_Exercise brief_:
Report each line of the data that includes the word "очевидно".

_Dataset entries_:
* * *

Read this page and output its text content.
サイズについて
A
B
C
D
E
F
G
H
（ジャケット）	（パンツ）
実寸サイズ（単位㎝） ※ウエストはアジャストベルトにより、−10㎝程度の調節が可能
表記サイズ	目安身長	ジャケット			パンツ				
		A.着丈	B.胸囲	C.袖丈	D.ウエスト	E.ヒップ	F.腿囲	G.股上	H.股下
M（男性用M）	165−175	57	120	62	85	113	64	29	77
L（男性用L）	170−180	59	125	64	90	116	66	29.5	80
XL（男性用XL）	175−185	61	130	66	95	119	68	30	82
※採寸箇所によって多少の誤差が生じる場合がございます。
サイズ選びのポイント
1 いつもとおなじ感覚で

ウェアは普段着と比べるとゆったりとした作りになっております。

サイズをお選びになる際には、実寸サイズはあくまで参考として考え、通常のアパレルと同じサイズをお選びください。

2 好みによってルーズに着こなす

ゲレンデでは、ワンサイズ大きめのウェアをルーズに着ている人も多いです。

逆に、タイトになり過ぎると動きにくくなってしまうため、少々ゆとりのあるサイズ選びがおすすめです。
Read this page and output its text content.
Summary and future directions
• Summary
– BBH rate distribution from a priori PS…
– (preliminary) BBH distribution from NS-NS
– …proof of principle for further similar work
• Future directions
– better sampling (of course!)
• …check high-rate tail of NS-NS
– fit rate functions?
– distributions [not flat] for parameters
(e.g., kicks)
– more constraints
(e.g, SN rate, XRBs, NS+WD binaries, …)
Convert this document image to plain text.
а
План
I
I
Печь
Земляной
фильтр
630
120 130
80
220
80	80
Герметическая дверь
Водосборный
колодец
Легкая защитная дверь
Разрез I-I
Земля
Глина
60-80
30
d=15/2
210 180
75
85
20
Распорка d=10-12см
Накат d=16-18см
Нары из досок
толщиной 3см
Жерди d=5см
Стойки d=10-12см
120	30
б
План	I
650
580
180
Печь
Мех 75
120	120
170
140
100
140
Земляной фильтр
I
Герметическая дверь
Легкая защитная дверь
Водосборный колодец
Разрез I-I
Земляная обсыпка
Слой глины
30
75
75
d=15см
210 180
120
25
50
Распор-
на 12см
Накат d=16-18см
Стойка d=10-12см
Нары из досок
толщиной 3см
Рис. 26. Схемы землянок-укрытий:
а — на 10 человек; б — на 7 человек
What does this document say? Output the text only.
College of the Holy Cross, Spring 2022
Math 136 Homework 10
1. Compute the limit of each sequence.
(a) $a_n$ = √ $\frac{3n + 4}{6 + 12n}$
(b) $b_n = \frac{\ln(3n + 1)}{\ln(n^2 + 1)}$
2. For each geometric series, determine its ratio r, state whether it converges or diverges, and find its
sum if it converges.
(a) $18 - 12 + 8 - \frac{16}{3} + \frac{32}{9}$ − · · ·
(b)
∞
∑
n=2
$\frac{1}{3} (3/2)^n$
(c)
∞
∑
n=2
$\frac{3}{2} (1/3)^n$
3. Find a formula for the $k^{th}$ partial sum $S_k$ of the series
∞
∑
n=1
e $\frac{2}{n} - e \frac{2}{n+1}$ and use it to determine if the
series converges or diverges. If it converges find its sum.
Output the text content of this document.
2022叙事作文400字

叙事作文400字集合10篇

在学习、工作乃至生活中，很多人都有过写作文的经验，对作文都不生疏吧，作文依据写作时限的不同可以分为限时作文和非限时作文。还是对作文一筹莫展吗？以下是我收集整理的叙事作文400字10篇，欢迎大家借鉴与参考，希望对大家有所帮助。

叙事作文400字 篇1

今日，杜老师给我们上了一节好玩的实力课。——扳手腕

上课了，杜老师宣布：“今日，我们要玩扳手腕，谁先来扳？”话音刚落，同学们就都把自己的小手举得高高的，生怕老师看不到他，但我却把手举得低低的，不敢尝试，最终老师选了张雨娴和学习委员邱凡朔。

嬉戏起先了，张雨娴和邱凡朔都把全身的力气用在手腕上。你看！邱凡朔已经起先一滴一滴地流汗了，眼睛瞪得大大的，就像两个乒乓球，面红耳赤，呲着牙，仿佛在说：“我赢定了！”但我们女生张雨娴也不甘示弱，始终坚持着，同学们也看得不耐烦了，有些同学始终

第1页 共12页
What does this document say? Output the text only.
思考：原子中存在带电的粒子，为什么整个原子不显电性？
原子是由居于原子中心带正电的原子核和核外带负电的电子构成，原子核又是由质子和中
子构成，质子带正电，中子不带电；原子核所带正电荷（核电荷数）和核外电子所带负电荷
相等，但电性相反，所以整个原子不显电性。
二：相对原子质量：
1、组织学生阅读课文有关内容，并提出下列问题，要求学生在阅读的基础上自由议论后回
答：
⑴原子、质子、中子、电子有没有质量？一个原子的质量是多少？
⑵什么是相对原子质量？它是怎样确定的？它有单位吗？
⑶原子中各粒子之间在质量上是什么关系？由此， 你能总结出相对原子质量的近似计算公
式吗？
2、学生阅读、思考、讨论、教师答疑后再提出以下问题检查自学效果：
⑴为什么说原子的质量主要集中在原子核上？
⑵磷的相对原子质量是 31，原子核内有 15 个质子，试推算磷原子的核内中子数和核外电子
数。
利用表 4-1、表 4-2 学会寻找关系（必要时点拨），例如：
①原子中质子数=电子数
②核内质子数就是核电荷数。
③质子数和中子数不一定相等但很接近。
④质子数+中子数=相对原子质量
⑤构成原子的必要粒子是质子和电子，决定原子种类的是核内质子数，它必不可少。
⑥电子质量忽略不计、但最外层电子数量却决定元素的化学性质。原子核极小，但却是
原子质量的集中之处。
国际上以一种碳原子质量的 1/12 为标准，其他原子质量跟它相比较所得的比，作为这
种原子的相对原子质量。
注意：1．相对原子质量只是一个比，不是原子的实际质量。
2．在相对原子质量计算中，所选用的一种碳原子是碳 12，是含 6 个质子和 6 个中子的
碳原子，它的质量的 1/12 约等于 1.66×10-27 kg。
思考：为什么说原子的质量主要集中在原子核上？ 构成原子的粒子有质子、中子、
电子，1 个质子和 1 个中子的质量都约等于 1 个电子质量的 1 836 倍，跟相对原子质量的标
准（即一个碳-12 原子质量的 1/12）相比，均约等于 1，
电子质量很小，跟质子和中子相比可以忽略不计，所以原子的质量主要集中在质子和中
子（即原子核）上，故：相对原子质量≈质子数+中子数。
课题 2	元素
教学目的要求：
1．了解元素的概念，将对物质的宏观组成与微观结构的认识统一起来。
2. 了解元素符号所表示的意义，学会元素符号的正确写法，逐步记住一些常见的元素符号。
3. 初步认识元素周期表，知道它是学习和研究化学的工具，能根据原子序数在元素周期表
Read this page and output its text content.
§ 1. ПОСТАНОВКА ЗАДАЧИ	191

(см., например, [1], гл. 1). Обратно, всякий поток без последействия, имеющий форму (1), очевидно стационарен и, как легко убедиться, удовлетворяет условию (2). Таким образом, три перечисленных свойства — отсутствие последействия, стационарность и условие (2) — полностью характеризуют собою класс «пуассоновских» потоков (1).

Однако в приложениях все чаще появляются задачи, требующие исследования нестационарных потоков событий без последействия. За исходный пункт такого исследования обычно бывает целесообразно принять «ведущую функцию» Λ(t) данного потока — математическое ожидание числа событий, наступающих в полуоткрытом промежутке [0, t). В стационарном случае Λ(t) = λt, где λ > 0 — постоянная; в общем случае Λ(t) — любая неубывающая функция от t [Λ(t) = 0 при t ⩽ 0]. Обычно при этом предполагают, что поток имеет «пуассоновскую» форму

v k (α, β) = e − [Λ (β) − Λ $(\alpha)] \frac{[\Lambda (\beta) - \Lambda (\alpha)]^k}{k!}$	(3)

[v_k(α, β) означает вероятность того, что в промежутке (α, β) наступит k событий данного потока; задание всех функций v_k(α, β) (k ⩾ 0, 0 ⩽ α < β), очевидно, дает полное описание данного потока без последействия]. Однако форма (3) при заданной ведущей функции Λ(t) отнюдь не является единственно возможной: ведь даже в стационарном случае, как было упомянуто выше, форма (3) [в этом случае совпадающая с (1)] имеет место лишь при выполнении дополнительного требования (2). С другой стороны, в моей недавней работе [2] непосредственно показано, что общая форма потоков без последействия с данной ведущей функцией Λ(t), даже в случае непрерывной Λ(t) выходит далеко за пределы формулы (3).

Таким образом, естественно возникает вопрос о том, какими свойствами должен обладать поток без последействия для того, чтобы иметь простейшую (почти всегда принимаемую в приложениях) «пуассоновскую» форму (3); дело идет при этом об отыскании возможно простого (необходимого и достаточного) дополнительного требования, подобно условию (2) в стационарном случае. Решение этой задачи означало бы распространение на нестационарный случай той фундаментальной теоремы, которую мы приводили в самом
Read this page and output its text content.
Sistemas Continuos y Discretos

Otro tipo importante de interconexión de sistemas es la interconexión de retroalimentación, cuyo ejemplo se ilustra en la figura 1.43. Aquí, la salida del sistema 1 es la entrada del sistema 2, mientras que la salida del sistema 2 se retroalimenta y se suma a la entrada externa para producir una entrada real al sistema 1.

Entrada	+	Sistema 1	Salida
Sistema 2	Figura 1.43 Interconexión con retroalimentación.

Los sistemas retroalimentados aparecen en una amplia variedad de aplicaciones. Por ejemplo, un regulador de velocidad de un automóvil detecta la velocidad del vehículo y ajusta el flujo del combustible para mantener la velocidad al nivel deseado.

* * *

_Answer below_:
(см., например, [1], гл. 1). Обратно, всякий поток без последействия, имеющий форму (1), очевидно стационарен и, как легко убедиться, удовлетворяет условию (2). Таким образом, три перечисленных свойства — отсутствие последействия, стационарность и условие (2) — полностью характеризуют собою класс «пуассоновских» потоков (1).
[v_k(α, β) означает вероятность того, что в промежутке (α, β) наступит k событий данного потока; задание всех функций v_k(α, β) (k ⩾ 0, 0 ⩽ α < β), очевидно, дает полное описание данного потока без последействия]. Однако форма (3) при заданной ведущей функции Λ(t) отнюдь не является единственно возможной: ведь даже в стационарном случае, как было упомянуто выше, форма (3) [в этом случае совпадающая с (1)] имеет место лишь при выполнении дополнительного требования (2). С другой стороны, в моей недавней работе [2] непосредственно показано, что общая форма потоков без последействия с данной ведущей функцией Λ(t), даже в случае непрерывной Λ(t) выходит далеко за пределы формулы (3).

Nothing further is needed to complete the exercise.